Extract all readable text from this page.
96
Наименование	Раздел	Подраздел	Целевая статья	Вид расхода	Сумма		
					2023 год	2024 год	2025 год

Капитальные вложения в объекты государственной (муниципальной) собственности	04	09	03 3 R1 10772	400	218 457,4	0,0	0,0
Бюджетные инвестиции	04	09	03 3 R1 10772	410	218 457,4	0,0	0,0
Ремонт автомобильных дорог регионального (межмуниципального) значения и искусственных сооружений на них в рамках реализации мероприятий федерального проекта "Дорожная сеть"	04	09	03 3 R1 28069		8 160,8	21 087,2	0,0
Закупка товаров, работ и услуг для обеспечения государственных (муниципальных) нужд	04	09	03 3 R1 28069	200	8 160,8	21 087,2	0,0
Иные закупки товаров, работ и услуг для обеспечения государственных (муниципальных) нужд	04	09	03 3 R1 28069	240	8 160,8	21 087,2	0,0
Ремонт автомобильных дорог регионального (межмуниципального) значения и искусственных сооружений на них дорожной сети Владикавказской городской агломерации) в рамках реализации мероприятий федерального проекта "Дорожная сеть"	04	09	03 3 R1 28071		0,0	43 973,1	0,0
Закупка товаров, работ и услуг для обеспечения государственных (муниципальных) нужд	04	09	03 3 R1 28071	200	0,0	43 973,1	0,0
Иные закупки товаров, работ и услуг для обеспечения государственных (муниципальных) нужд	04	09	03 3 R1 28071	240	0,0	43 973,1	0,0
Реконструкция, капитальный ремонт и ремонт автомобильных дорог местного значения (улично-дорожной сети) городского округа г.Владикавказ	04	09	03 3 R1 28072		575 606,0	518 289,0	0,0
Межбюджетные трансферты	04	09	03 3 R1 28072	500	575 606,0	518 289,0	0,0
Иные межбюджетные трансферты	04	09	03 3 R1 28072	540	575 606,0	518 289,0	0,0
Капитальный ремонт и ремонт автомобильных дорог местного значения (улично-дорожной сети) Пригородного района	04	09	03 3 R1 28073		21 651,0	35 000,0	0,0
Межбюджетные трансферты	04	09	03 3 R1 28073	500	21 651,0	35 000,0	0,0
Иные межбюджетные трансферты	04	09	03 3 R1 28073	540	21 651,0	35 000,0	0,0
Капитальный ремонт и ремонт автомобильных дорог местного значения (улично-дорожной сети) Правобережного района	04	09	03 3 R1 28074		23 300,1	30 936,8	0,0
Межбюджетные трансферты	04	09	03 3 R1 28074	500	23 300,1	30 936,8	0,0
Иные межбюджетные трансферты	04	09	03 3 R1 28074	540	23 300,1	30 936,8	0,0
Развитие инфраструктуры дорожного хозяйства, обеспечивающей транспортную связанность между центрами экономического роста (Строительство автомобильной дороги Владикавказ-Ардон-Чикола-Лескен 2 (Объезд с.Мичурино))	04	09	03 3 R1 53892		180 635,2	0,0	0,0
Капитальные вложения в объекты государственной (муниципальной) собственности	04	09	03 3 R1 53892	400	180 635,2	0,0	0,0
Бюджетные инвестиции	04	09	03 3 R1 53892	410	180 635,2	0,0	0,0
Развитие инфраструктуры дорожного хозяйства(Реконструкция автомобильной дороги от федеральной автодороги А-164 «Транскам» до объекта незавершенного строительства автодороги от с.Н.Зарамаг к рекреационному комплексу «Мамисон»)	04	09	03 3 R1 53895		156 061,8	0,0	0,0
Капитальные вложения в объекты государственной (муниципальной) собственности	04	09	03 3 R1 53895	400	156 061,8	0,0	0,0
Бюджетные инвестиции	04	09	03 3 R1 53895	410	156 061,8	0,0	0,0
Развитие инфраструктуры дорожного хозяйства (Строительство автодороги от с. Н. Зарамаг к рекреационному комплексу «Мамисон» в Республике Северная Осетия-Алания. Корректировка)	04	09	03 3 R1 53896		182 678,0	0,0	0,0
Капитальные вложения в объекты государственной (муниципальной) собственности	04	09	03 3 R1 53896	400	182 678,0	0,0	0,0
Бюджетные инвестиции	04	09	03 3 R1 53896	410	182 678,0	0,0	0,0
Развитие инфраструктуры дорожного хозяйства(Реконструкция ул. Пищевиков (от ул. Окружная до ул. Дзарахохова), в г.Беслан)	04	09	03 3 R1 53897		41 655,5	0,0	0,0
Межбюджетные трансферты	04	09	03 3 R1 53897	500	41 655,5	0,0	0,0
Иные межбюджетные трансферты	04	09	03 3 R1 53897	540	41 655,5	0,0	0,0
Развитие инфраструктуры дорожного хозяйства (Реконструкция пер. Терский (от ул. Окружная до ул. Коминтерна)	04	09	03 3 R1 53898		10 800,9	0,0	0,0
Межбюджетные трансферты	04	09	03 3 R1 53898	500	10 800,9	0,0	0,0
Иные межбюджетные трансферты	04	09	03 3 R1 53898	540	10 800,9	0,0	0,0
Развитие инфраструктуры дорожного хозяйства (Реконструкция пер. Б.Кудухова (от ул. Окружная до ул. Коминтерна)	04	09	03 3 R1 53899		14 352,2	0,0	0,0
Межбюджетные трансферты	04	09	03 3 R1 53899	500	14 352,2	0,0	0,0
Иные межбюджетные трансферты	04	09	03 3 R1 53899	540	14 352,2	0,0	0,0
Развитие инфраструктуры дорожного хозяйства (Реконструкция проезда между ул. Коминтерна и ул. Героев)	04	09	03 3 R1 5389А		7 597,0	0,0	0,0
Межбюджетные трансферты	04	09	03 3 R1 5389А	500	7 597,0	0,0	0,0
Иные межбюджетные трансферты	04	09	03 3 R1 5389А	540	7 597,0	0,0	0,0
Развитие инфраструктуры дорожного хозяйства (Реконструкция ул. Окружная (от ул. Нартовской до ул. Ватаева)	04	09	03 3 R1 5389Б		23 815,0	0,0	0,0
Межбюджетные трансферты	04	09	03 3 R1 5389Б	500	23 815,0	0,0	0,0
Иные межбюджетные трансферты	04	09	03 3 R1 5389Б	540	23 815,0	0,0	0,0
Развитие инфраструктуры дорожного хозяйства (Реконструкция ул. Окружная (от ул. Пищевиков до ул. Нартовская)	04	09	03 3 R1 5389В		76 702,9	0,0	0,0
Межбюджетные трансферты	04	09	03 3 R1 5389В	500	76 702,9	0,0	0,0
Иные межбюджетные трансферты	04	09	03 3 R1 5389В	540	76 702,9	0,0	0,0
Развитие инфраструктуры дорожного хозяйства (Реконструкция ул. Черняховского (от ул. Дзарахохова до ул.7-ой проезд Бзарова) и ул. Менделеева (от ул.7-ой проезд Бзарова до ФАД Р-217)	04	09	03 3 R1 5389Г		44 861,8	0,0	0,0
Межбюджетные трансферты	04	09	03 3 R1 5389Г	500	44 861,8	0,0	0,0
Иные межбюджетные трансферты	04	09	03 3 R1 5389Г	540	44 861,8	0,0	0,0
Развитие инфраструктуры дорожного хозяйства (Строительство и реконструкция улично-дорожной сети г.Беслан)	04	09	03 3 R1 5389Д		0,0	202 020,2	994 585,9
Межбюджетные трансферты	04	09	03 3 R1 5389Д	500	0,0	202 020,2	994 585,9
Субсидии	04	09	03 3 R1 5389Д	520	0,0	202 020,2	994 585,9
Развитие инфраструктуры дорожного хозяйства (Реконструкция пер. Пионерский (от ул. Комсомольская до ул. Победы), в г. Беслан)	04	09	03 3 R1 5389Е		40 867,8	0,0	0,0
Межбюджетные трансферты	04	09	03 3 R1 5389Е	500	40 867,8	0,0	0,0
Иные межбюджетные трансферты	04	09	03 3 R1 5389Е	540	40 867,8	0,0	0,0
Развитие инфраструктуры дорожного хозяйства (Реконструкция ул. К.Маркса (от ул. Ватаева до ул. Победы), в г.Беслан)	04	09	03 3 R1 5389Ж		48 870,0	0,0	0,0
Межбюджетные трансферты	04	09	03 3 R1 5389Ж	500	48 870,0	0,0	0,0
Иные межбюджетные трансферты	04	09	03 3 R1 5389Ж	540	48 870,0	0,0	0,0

+++

§ **Task brief**:
From the data above, show each line that contains "федерального".

§ **Written solution**:
Ремонт автомобильных дорог регионального (межмуниципального) значения и искусственных сооружений на них в рамках реализации мероприятий федерального проекта "Дорожная сеть"	04	09	03 3 R1 28069		8 160,8	21 087,2	0,0
Ремонт автомобильных дорог регионального (межмуниципального) значения и искусственных сооружений на них дорожной сети Владикавказской городской агломерации) в рамках реализации мероприятий федерального проекта "Дорожная сеть"	04	09	03 3 R1 28071		0,0	43 973,1	0,0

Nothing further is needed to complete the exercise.